GIVEN TASK
Every line below is to be copied exactly, with the pictures left out.

Data items
....

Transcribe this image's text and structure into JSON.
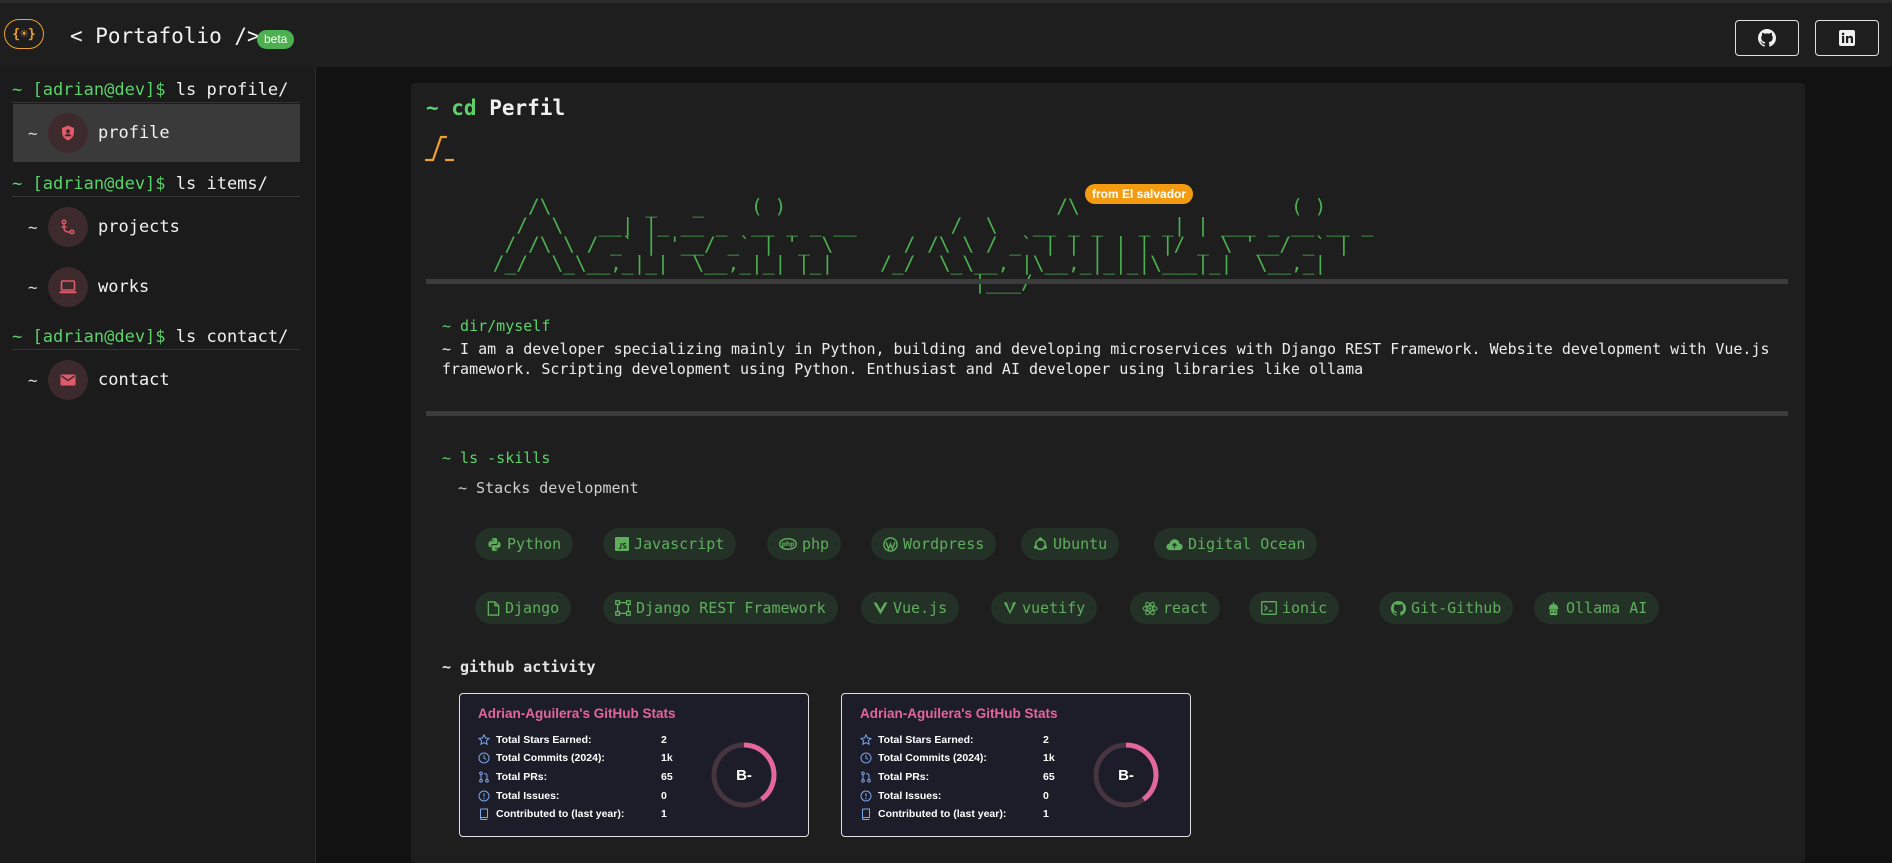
{
  "header": {
    "logo_text": "{☀}",
    "brand": "< Portafolio />",
    "badge": "beta",
    "github_button_icon": "github-icon",
    "linkedin_button_icon": "linkedin-icon"
  },
  "sidebar": {
    "sections": [
      {
        "user": "~ [adrian@dev]$",
        "cmd": " ls profile/"
      },
      {
        "user": "~ [adrian@dev]$",
        "cmd": " ls items/"
      },
      {
        "user": "~ [adrian@dev]$",
        "cmd": " ls contact/"
      }
    ],
    "items": [
      {
        "tilde": "~",
        "label": "profile",
        "icon": "account-shield-icon",
        "active": true
      },
      {
        "tilde": "~",
        "label": "projects",
        "icon": "source-branch-icon"
      },
      {
        "tilde": "~",
        "label": "works",
        "icon": "laptop-icon"
      },
      {
        "tilde": "~",
        "label": "contact",
        "icon": "email-icon"
      }
    ]
  },
  "main": {
    "title_prefix": "~ cd",
    "title": "Perfil",
    "prompt_symbol": "_/‾_",
    "ascii_name": "    /\\        _   _    ( )                       /\\                  ( )\n   /  \\   __| |_ __ _  __ _ _ __        /  \\   __ _ _   _ _| | ___ _ __ __ _\n  / /\\ \\ / _` | '__/ _` | '_ \\      / /\\ \\ / _` | | | | | |/ _ \\ '__/ _` |\n /_/  \\_\\__,_|_|  \\__,_|_| |_|    /_/  \\_\\__, |\\__,_|_|_|\\___|_|  \\__,_|\n                                          |___/",
    "origin_badge": "from El salvador",
    "about_cmd": "~ dir/myself",
    "about_text": "~ I am a developer specializing mainly in Python, building and developing microservices with Django REST Framework. Website development with Vue.js framework. Scripting development using Python. Enthusiast and AI developer using libraries like ollama",
    "skills_cmd": "~ ls -skills",
    "stacks_label": "~ Stacks development",
    "skills_row1": [
      "Python",
      "Javascript",
      "php",
      "Wordpress",
      "Ubuntu",
      "Digital Ocean"
    ],
    "skills_row2": [
      "Django",
      "Django REST Framework",
      "Vue.js",
      "vuetify",
      "react",
      "ionic",
      "Git-Github",
      "Ollama AI"
    ],
    "github_cmd": "~ github activity",
    "stats_cards": [
      {
        "title": "Adrian-Aguilera's GitHub Stats",
        "rows": [
          {
            "label": "Total Stars Earned:",
            "value": "2",
            "icon": "star-icon"
          },
          {
            "label": "Total Commits (2024):",
            "value": "1k",
            "icon": "clock-icon"
          },
          {
            "label": "Total PRs:",
            "value": "65",
            "icon": "pull-request-icon"
          },
          {
            "label": "Total Issues:",
            "value": "0",
            "icon": "issue-icon"
          },
          {
            "label": "Contributed to (last year):",
            "value": "1",
            "icon": "repo-icon"
          }
        ],
        "grade": "B-",
        "grade_progress": 0.4
      },
      {
        "title": "Adrian-Aguilera's GitHub Stats",
        "rows": [
          {
            "label": "Total Stars Earned:",
            "value": "2",
            "icon": "star-icon"
          },
          {
            "label": "Total Commits (2024):",
            "value": "1k",
            "icon": "clock-icon"
          },
          {
            "label": "Total PRs:",
            "value": "65",
            "icon": "pull-request-icon"
          },
          {
            "label": "Total Issues:",
            "value": "0",
            "icon": "issue-icon"
          },
          {
            "label": "Contributed to (last year):",
            "value": "1",
            "icon": "repo-icon"
          }
        ],
        "grade": "B-",
        "grade_progress": 0.4
      }
    ]
  },
  "colors": {
    "accent_green": "#5bd36a",
    "accent_orange": "#f0a030",
    "stats_title": "#e4669a",
    "icon_pink": "#e05a6a"
  }
}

....

RESULT OF THIS EXERCISE
Transcribe this image's text and structure into JSON.
{
  "header": {
    "logo_text": "{☀}",
    "brand": "< Portafolio />",
    "badge": "beta",
    "github_button_icon": "github-icon",
    "linkedin_button_icon": "linkedin-icon"
  },
  "sidebar": {
    "sections": [
      {
        "user": "~ [adrian@dev]$",
        "cmd": " ls profile/"
      },
      {
        "user": "~ [adrian@dev]$",
        "cmd": " ls items/"
      },
      {
        "user": "~ [adrian@dev]$",
        "cmd": " ls contact/"
      }
    ],
    "items": [
      {
        "tilde": "~",
        "label": "profile",
        "icon": "account-shield-icon",
        "active": true
      },
      {
        "tilde": "~",
        "label": "projects",
        "icon": "source-branch-icon"
      },
      {
        "tilde": "~",
        "label": "works",
        "icon": "laptop-icon"
      },
      {
        "tilde": "~",
        "label": "contact",
        "icon": "email-icon"
      }
    ]
  },
  "main": {
    "title_prefix": "~ cd",
    "title": "Perfil",
    "prompt_symbol": "_/‾_",
    "ascii_name": "    /\\        _   _    ( )                       /\\                  ( )\n   /  \\   __| |_ __ _  __ _ _ __        /  \\   __ _ _   _ _| | ___ _ __ __ _\n  / /\\ \\ / _` | '__/ _` | '_ \\      / /\\ \\ / _` | | | | | |/ _ \\ '__/ _` |\n /_/  \\_\\__,_|_|  \\__,_|_| |_|    /_/  \\_\\__, |\\__,_|_|_|\\___|_|  \\__,_|\n                                          |___/",
    "origin_badge": "from El salvador",
    "about_cmd": "~ dir/myself",
    "about_text": "~ I am a developer specializing mainly in Python, building and developing microservices with Django REST Framework. Website development with Vue.js framework. Scripting development using Python. Enthusiast and AI developer using libraries like ollama",
    "skills_cmd": "~ ls -skills",
    "stacks_label": "~ Stacks development",
    "skills_row1": [
      "Python",
      "Javascript",
      "php",
      "Wordpress",
      "Ubuntu",
      "Digital Ocean"
    ],
    "skills_row2": [
      "Django",
      "Django REST Framework",
      "Vue.js",
      "vuetify",
      "react",
      "ionic",
      "Git-Github",
      "Ollama AI"
    ],
    "github_cmd": "~ github activity",
    "stats_cards": [
      {
        "title": "Adrian-Aguilera's GitHub Stats",
        "rows": [
          {
            "label": "Total Stars Earned:",
            "value": "2",
            "icon": "star-icon"
          },
          {
            "label": "Total Commits (2024):",
            "value": "1k",
            "icon": "clock-icon"
          },
          {
            "label": "Total PRs:",
            "value": "65",
            "icon": "pull-request-icon"
          },
          {
            "label": "Total Issues:",
            "value": "0",
            "icon": "issue-icon"
          },
          {
            "label": "Contributed to (last year):",
            "value": "1",
            "icon": "repo-icon"
          }
        ],
        "grade": "B-",
        "grade_progress": 0.4
      },
      {
        "title": "Adrian-Aguilera's GitHub Stats",
        "rows": [
          {
            "label": "Total Stars Earned:",
            "value": "2",
            "icon": "star-icon"
          },
          {
            "label": "Total Commits (2024):",
            "value": "1k",
            "icon": "clock-icon"
          },
          {
            "label": "Total PRs:",
            "value": "65",
            "icon": "pull-request-icon"
          },
          {
            "label": "Total Issues:",
            "value": "0",
            "icon": "issue-icon"
          },
          {
            "label": "Contributed to (last year):",
            "value": "1",
            "icon": "repo-icon"
          }
        ],
        "grade": "B-",
        "grade_progress": 0.4
      }
    ]
  },
  "colors": {
    "accent_green": "#5bd36a",
    "accent_orange": "#f0a030",
    "stats_title": "#e4669a",
    "icon_pink": "#e05a6a"
  }
}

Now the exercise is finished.